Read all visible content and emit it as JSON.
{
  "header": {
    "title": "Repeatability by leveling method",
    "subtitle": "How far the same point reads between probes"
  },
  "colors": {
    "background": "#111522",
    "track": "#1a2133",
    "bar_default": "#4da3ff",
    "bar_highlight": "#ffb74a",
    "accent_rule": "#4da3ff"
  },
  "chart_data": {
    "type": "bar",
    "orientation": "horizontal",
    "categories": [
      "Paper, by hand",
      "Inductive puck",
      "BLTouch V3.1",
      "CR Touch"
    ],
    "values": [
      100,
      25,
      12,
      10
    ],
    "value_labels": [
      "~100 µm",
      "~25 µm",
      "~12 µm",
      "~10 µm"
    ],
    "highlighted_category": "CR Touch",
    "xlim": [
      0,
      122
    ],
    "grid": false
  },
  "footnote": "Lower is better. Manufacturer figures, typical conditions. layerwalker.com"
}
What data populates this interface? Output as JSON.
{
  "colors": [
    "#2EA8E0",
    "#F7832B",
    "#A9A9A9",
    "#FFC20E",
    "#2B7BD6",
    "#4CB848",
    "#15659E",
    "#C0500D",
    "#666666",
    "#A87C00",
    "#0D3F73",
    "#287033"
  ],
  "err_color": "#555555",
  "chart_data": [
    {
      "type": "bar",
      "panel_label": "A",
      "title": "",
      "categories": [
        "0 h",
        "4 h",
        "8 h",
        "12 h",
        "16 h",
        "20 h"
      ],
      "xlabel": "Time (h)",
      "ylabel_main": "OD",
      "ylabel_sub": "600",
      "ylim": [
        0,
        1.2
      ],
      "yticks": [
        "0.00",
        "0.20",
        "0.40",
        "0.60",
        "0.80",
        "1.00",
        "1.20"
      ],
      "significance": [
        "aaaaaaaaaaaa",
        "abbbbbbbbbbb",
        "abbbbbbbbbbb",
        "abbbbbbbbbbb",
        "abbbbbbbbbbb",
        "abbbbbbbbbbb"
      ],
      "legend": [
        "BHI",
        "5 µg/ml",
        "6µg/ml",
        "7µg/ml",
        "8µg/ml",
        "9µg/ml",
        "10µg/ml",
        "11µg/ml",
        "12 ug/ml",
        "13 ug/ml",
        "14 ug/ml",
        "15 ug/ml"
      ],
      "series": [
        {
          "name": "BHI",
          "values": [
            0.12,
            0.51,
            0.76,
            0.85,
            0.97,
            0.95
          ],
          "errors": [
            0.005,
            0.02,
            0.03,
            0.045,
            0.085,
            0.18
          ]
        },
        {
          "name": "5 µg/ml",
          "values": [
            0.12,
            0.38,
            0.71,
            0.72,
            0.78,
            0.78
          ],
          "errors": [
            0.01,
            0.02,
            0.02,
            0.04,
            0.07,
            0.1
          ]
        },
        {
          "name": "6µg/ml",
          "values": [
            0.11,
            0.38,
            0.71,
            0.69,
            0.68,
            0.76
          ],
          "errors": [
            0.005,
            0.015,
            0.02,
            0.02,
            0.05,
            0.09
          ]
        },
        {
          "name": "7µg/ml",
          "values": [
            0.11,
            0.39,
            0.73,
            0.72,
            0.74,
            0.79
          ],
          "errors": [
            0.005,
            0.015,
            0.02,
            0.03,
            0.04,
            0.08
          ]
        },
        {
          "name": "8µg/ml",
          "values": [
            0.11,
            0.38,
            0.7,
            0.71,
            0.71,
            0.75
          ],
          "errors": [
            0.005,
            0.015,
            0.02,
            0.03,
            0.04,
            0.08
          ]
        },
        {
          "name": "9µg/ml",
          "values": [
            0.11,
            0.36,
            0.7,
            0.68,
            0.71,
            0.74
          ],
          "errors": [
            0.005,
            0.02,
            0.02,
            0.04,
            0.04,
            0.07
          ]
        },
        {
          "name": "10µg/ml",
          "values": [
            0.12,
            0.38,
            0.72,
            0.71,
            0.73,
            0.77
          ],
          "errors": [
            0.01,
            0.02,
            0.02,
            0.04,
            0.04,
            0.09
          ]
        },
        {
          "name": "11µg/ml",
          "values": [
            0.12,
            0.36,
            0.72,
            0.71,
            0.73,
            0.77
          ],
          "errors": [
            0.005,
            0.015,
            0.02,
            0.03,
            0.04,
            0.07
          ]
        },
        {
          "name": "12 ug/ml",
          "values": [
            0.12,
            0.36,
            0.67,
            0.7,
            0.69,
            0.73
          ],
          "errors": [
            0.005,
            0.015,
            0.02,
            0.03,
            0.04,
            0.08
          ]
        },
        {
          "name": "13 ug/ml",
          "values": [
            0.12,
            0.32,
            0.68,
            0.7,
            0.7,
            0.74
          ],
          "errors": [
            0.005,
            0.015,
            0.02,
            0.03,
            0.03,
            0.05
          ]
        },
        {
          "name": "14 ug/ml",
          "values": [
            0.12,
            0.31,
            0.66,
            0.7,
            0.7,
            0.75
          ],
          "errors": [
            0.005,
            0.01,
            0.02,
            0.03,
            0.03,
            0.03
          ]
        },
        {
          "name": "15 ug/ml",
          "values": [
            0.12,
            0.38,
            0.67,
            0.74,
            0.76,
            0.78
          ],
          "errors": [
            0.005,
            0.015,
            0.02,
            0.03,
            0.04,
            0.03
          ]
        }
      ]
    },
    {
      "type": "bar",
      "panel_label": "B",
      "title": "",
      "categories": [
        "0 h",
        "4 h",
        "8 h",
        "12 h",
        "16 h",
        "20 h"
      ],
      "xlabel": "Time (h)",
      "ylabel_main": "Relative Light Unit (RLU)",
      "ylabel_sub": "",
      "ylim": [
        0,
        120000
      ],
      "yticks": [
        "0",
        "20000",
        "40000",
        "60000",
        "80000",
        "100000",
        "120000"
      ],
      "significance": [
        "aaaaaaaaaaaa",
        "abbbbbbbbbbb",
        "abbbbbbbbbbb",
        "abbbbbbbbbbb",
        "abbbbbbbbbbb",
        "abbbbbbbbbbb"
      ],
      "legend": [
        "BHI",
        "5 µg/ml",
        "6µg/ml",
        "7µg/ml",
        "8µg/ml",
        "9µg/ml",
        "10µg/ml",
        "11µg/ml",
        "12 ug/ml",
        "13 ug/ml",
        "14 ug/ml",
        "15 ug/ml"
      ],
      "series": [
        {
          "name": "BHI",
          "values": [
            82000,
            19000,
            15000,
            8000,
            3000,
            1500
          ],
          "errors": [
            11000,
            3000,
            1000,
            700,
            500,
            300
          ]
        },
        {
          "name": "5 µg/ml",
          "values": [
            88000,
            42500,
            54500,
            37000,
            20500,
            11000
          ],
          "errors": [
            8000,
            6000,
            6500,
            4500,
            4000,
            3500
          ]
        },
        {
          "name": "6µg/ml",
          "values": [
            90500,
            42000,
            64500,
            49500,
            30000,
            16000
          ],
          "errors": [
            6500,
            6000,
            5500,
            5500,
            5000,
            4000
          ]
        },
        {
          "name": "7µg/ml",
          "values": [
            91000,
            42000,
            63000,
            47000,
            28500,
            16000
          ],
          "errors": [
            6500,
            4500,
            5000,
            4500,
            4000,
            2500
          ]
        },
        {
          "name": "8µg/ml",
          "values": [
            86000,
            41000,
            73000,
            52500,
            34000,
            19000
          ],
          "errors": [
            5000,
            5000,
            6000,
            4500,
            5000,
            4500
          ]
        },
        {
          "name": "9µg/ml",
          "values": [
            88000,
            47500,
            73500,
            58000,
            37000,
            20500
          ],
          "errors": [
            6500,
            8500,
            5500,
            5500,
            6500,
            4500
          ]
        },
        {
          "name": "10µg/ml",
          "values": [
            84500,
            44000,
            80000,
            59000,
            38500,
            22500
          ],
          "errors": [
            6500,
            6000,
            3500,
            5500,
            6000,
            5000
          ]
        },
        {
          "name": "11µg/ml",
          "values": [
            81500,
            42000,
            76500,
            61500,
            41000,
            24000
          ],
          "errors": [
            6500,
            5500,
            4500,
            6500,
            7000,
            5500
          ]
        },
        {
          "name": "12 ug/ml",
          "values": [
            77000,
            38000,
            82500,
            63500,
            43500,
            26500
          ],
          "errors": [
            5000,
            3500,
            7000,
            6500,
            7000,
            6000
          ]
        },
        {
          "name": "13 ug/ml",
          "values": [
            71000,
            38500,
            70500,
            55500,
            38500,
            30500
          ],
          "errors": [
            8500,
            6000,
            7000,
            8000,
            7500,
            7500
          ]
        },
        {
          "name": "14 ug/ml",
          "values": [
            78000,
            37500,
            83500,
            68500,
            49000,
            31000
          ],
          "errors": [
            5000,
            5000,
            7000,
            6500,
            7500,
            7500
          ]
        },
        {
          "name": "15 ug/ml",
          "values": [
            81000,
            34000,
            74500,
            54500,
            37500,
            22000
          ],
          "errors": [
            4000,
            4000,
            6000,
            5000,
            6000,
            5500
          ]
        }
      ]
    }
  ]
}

PROBLEM DESCRIPTION: Pick out and copy every line that contains the word "JSON".

WORKED ANSWER:
Read all visible content and emit it as JSON.
What data populates this interface? Output as JSON.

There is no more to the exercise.